— start of Extracted records —

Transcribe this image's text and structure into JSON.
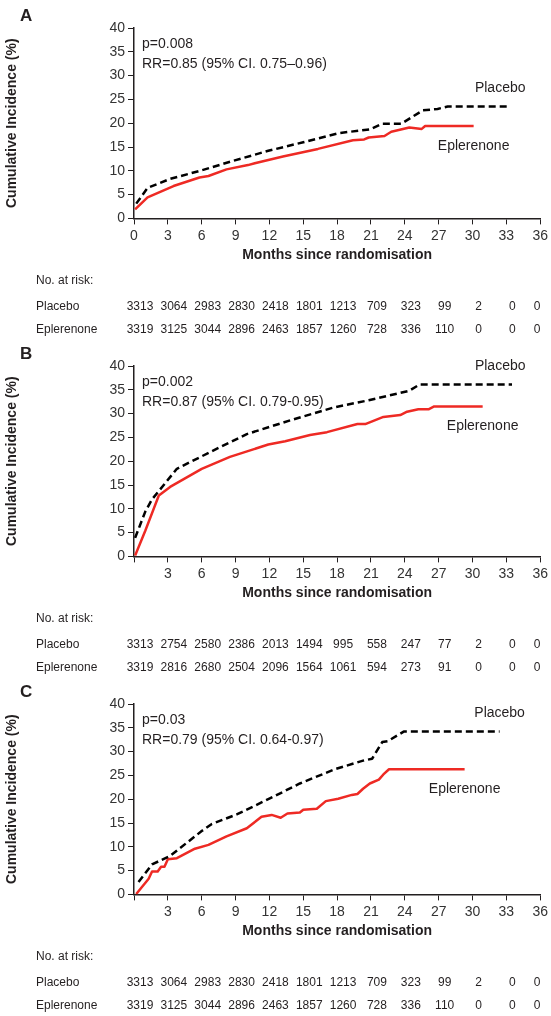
{
  "chart_data": [
    {
      "type": "line",
      "title": "A",
      "xlabel": "Months since randomisation",
      "ylabel": "Cumulative Incidence (%)",
      "xlim": [
        0,
        36
      ],
      "ylim": [
        0,
        40
      ],
      "xticks": [
        0,
        3,
        6,
        9,
        12,
        15,
        18,
        21,
        24,
        27,
        30,
        33,
        36
      ],
      "yticks": [
        0,
        5,
        10,
        15,
        20,
        25,
        30,
        35,
        40
      ],
      "legend": false,
      "grid": false,
      "marker": "none",
      "series": [
        {
          "name": "Placebo",
          "color": "#000000",
          "line_style": "dashed",
          "x": [
            0.2,
            1.2,
            3.2,
            6,
            8.8,
            11.9,
            15,
            18.1,
            20.9,
            22,
            23.7,
            25.6,
            26.9,
            27.8,
            33.1
          ],
          "values": [
            3.1,
            6.4,
            8.3,
            10.1,
            12.1,
            14.2,
            16,
            17.9,
            18.7,
            19.9,
            19.9,
            22.7,
            23,
            23.5,
            23.5
          ]
        },
        {
          "name": "Eplerenone",
          "color": "#ee2a24",
          "line_style": "solid",
          "x": [
            0.1,
            1.2,
            3.5,
            5.8,
            6.6,
            8.2,
            10.1,
            10.7,
            13.2,
            16.3,
            19.4,
            20.4,
            20.8,
            22.2,
            22.8,
            24.4,
            25.5,
            25.8,
            30.1
          ],
          "values": [
            1.9,
            4.4,
            6.8,
            8.6,
            8.9,
            10.3,
            11.2,
            11.6,
            13,
            14.6,
            16.4,
            16.6,
            17,
            17.3,
            18.2,
            19.1,
            18.8,
            19.4,
            19.4
          ]
        }
      ],
      "annotations": [
        "p=0.008",
        "RR=0.85 (95% CI. 0.75–0.96)",
        "No. at risk:",
        "Placebo",
        "3313",
        "3064",
        "2983",
        "2830",
        "2418",
        "1801",
        "1213",
        "709",
        "323",
        "99",
        "2",
        "0",
        "0",
        "Eplerenone",
        "3319",
        "3125",
        "3044",
        "2896",
        "2463",
        "1857",
        "1260",
        "728",
        "336",
        "110",
        "0",
        "0",
        "0"
      ]
    },
    {
      "type": "line",
      "title": "B",
      "xlabel": "Months since randomisation",
      "ylabel": "Cumulative Incidence (%)",
      "xlim": [
        0,
        36
      ],
      "ylim": [
        0,
        40
      ],
      "xticks": [
        {
          "value": 0,
          "label": null
        },
        3,
        6,
        9,
        12,
        15,
        18,
        21,
        24,
        27,
        30,
        33,
        36
      ],
      "yticks": [
        0,
        5,
        10,
        15,
        20,
        25,
        30,
        35,
        40
      ],
      "legend": false,
      "grid": false,
      "marker": "none",
      "series": [
        {
          "name": "Placebo",
          "color": "#000000",
          "line_style": "dashed",
          "x": [
            0.1,
            1,
            1.6,
            3.8,
            6.9,
            10,
            14,
            17.7,
            20.8,
            24.4,
            25.3,
            33.5
          ],
          "values": [
            3.9,
            9.4,
            12,
            18.4,
            22.1,
            25.7,
            28.7,
            31.3,
            32.8,
            34.8,
            36.1,
            36.1
          ]
        },
        {
          "name": "Eplerenone",
          "color": "#ee2a24",
          "line_style": "solid",
          "x": [
            0.1,
            1,
            2.2,
            3.2,
            6,
            8.5,
            11.9,
            13.4,
            15.6,
            17.1,
            19.8,
            20.5,
            22.1,
            23.6,
            24.2,
            25.2,
            26.1,
            26.6,
            30.9
          ],
          "values": [
            0.2,
            5.4,
            12.8,
            14.6,
            18.4,
            20.9,
            23.5,
            24.2,
            25.5,
            26.1,
            27.8,
            27.8,
            29.3,
            29.7,
            30.4,
            30.9,
            30.9,
            31.5,
            31.5
          ]
        }
      ],
      "annotations": [
        "p=0.002",
        "RR=0.87 (95% CI. 0.79-0.95)",
        "No. at risk:",
        "Placebo",
        "3313",
        "2754",
        "2580",
        "2386",
        "2013",
        "1494",
        "995",
        "558",
        "247",
        "77",
        "2",
        "0",
        "0",
        "Eplerenone",
        "3319",
        "2816",
        "2680",
        "2504",
        "2096",
        "1564",
        "1061",
        "594",
        "273",
        "91",
        "0",
        "0",
        "0"
      ]
    },
    {
      "type": "line",
      "title": "C",
      "xlabel": "Months since randomisation",
      "ylabel": "Cumulative Incidence (%)",
      "xlim": [
        0,
        36
      ],
      "ylim": [
        0,
        40
      ],
      "xticks": [
        {
          "value": 0,
          "label": null
        },
        3,
        6,
        9,
        12,
        15,
        18,
        21,
        24,
        27,
        30,
        33,
        36
      ],
      "yticks": [
        0,
        5,
        10,
        15,
        20,
        25,
        30,
        35,
        40
      ],
      "legend": false,
      "grid": false,
      "marker": "none",
      "series": [
        {
          "name": "Placebo",
          "color": "#000000",
          "line_style": "dashed",
          "x": [
            0.4,
            1.6,
            3.2,
            6,
            6.9,
            9.1,
            11.9,
            14.7,
            17.8,
            20.3,
            21.1,
            22,
            22.5,
            23.9,
            32.4
          ],
          "values": [
            2.6,
            6.3,
            8.1,
            13.3,
            14.8,
            16.8,
            20,
            23.3,
            26.3,
            28.1,
            28.5,
            32,
            32.2,
            34.2,
            34.2
          ]
        },
        {
          "name": "Eplerenone",
          "color": "#ee2a24",
          "line_style": "solid",
          "x": [
            0.2,
            1.3,
            1.6,
            2.1,
            2.4,
            2.7,
            3,
            3.8,
            5.4,
            6.6,
            8.2,
            10,
            11.3,
            12.2,
            13,
            13.6,
            14.7,
            15,
            16.2,
            17,
            18.1,
            19.3,
            19.8,
            20.3,
            20.9,
            21.7,
            22.1,
            22.6,
            29.3
          ],
          "values": [
            0.1,
            3.3,
            4.8,
            4.8,
            5.8,
            5.8,
            7.4,
            7.6,
            9.6,
            10.4,
            12.2,
            13.9,
            16.3,
            16.7,
            16.1,
            17,
            17.2,
            17.8,
            18,
            19.6,
            20.1,
            20.9,
            21.1,
            22.2,
            23.3,
            24.1,
            25.2,
            26.3,
            26.3
          ]
        }
      ],
      "annotations": [
        "p=0.03",
        "RR=0.79 (95% CI. 0.64-0.97)",
        "No. at risk:",
        "Placebo",
        "3313",
        "3064",
        "2983",
        "2830",
        "2418",
        "1801",
        "1213",
        "709",
        "323",
        "99",
        "2",
        "0",
        "0",
        "Eplerenone",
        "3319",
        "3125",
        "3044",
        "2896",
        "2463",
        "1857",
        "1260",
        "728",
        "336",
        "110",
        "0",
        "0",
        "0"
      ]
    }
  ]
}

— end of Extracted records —

Give every line above again exactly, with no pictures.

Transcribe this image's text and structure into JSON.
{
  "chart_data": [
    {
      "type": "line",
      "title": "A",
      "xlabel": "Months since randomisation",
      "ylabel": "Cumulative Incidence (%)",
      "xlim": [
        0,
        36
      ],
      "ylim": [
        0,
        40
      ],
      "xticks": [
        0,
        3,
        6,
        9,
        12,
        15,
        18,
        21,
        24,
        27,
        30,
        33,
        36
      ],
      "yticks": [
        0,
        5,
        10,
        15,
        20,
        25,
        30,
        35,
        40
      ],
      "legend": false,
      "grid": false,
      "marker": "none",
      "series": [
        {
          "name": "Placebo",
          "color": "#000000",
          "line_style": "dashed",
          "x": [
            0.2,
            1.2,
            3.2,
            6,
            8.8,
            11.9,
            15,
            18.1,
            20.9,
            22,
            23.7,
            25.6,
            26.9,
            27.8,
            33.1
          ],
          "values": [
            3.1,
            6.4,
            8.3,
            10.1,
            12.1,
            14.2,
            16,
            17.9,
            18.7,
            19.9,
            19.9,
            22.7,
            23,
            23.5,
            23.5
          ]
        },
        {
          "name": "Eplerenone",
          "color": "#ee2a24",
          "line_style": "solid",
          "x": [
            0.1,
            1.2,
            3.5,
            5.8,
            6.6,
            8.2,
            10.1,
            10.7,
            13.2,
            16.3,
            19.4,
            20.4,
            20.8,
            22.2,
            22.8,
            24.4,
            25.5,
            25.8,
            30.1
          ],
          "values": [
            1.9,
            4.4,
            6.8,
            8.6,
            8.9,
            10.3,
            11.2,
            11.6,
            13,
            14.6,
            16.4,
            16.6,
            17,
            17.3,
            18.2,
            19.1,
            18.8,
            19.4,
            19.4
          ]
        }
      ],
      "annotations": [
        "p=0.008",
        "RR=0.85 (95% CI. 0.75–0.96)",
        "No. at risk:",
        "Placebo",
        "3313",
        "3064",
        "2983",
        "2830",
        "2418",
        "1801",
        "1213",
        "709",
        "323",
        "99",
        "2",
        "0",
        "0",
        "Eplerenone",
        "3319",
        "3125",
        "3044",
        "2896",
        "2463",
        "1857",
        "1260",
        "728",
        "336",
        "110",
        "0",
        "0",
        "0"
      ]
    },
    {
      "type": "line",
      "title": "B",
      "xlabel": "Months since randomisation",
      "ylabel": "Cumulative Incidence (%)",
      "xlim": [
        0,
        36
      ],
      "ylim": [
        0,
        40
      ],
      "xticks": [
        {
          "value": 0,
          "label": null
        },
        3,
        6,
        9,
        12,
        15,
        18,
        21,
        24,
        27,
        30,
        33,
        36
      ],
      "yticks": [
        0,
        5,
        10,
        15,
        20,
        25,
        30,
        35,
        40
      ],
      "legend": false,
      "grid": false,
      "marker": "none",
      "series": [
        {
          "name": "Placebo",
          "color": "#000000",
          "line_style": "dashed",
          "x": [
            0.1,
            1,
            1.6,
            3.8,
            6.9,
            10,
            14,
            17.7,
            20.8,
            24.4,
            25.3,
            33.5
          ],
          "values": [
            3.9,
            9.4,
            12,
            18.4,
            22.1,
            25.7,
            28.7,
            31.3,
            32.8,
            34.8,
            36.1,
            36.1
          ]
        },
        {
          "name": "Eplerenone",
          "color": "#ee2a24",
          "line_style": "solid",
          "x": [
            0.1,
            1,
            2.2,
            3.2,
            6,
            8.5,
            11.9,
            13.4,
            15.6,
            17.1,
            19.8,
            20.5,
            22.1,
            23.6,
            24.2,
            25.2,
            26.1,
            26.6,
            30.9
          ],
          "values": [
            0.2,
            5.4,
            12.8,
            14.6,
            18.4,
            20.9,
            23.5,
            24.2,
            25.5,
            26.1,
            27.8,
            27.8,
            29.3,
            29.7,
            30.4,
            30.9,
            30.9,
            31.5,
            31.5
          ]
        }
      ],
      "annotations": [
        "p=0.002",
        "RR=0.87 (95% CI. 0.79-0.95)",
        "No. at risk:",
        "Placebo",
        "3313",
        "2754",
        "2580",
        "2386",
        "2013",
        "1494",
        "995",
        "558",
        "247",
        "77",
        "2",
        "0",
        "0",
        "Eplerenone",
        "3319",
        "2816",
        "2680",
        "2504",
        "2096",
        "1564",
        "1061",
        "594",
        "273",
        "91",
        "0",
        "0",
        "0"
      ]
    },
    {
      "type": "line",
      "title": "C",
      "xlabel": "Months since randomisation",
      "ylabel": "Cumulative Incidence (%)",
      "xlim": [
        0,
        36
      ],
      "ylim": [
        0,
        40
      ],
      "xticks": [
        {
          "value": 0,
          "label": null
        },
        3,
        6,
        9,
        12,
        15,
        18,
        21,
        24,
        27,
        30,
        33,
        36
      ],
      "yticks": [
        0,
        5,
        10,
        15,
        20,
        25,
        30,
        35,
        40
      ],
      "legend": false,
      "grid": false,
      "marker": "none",
      "series": [
        {
          "name": "Placebo",
          "color": "#000000",
          "line_style": "dashed",
          "x": [
            0.4,
            1.6,
            3.2,
            6,
            6.9,
            9.1,
            11.9,
            14.7,
            17.8,
            20.3,
            21.1,
            22,
            22.5,
            23.9,
            32.4
          ],
          "values": [
            2.6,
            6.3,
            8.1,
            13.3,
            14.8,
            16.8,
            20,
            23.3,
            26.3,
            28.1,
            28.5,
            32,
            32.2,
            34.2,
            34.2
          ]
        },
        {
          "name": "Eplerenone",
          "color": "#ee2a24",
          "line_style": "solid",
          "x": [
            0.2,
            1.3,
            1.6,
            2.1,
            2.4,
            2.7,
            3,
            3.8,
            5.4,
            6.6,
            8.2,
            10,
            11.3,
            12.2,
            13,
            13.6,
            14.7,
            15,
            16.2,
            17,
            18.1,
            19.3,
            19.8,
            20.3,
            20.9,
            21.7,
            22.1,
            22.6,
            29.3
          ],
          "values": [
            0.1,
            3.3,
            4.8,
            4.8,
            5.8,
            5.8,
            7.4,
            7.6,
            9.6,
            10.4,
            12.2,
            13.9,
            16.3,
            16.7,
            16.1,
            17,
            17.2,
            17.8,
            18,
            19.6,
            20.1,
            20.9,
            21.1,
            22.2,
            23.3,
            24.1,
            25.2,
            26.3,
            26.3
          ]
        }
      ],
      "annotations": [
        "p=0.03",
        "RR=0.79 (95% CI. 0.64-0.97)",
        "No. at risk:",
        "Placebo",
        "3313",
        "3064",
        "2983",
        "2830",
        "2418",
        "1801",
        "1213",
        "709",
        "323",
        "99",
        "2",
        "0",
        "0",
        "Eplerenone",
        "3319",
        "3125",
        "3044",
        "2896",
        "2463",
        "1857",
        "1260",
        "728",
        "336",
        "110",
        "0",
        "0",
        "0"
      ]
    }
  ]
}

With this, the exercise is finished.